◆ What the exercise asks
Track down every line below that holds "access" and copy it.

Stored records
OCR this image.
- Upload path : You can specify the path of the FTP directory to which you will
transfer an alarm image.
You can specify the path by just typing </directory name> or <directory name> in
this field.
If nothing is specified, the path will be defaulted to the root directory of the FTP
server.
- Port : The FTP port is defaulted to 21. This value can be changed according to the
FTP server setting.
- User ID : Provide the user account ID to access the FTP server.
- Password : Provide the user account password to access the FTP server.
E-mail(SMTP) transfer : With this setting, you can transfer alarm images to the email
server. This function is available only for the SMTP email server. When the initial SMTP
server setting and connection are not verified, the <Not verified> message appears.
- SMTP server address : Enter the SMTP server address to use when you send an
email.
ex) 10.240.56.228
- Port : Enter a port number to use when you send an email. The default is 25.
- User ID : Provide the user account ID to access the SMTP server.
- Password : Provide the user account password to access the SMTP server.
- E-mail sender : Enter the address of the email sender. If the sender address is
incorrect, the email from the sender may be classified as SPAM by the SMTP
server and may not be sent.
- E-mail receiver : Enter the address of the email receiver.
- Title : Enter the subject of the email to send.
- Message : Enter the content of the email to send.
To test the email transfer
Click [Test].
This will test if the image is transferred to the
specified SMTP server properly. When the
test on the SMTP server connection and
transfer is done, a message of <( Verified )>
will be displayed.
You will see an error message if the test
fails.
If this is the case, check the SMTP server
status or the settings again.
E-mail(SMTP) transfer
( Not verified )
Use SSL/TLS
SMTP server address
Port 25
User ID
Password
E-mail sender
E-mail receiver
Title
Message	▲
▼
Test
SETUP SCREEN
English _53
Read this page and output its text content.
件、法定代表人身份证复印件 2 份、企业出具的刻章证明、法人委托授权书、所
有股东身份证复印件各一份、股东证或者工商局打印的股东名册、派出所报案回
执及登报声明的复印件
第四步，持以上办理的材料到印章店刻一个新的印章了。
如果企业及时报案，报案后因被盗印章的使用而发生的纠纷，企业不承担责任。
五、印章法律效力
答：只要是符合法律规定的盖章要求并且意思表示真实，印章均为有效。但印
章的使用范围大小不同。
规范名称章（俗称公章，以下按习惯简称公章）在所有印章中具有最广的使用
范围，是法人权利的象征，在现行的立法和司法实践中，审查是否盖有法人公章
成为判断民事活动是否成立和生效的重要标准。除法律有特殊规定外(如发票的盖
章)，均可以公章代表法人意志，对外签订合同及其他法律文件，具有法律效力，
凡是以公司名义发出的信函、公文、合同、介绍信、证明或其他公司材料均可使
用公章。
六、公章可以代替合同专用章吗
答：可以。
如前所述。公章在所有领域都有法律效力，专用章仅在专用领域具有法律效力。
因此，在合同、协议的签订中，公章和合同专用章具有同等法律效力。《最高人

◆ Exercise response
- User ID : Provide the user account ID to access the FTP server.
- Password : Provide the user account password to access the FTP server.
- User ID : Provide the user account ID to access the SMTP server.
- Password : Provide the user account password to access the SMTP server.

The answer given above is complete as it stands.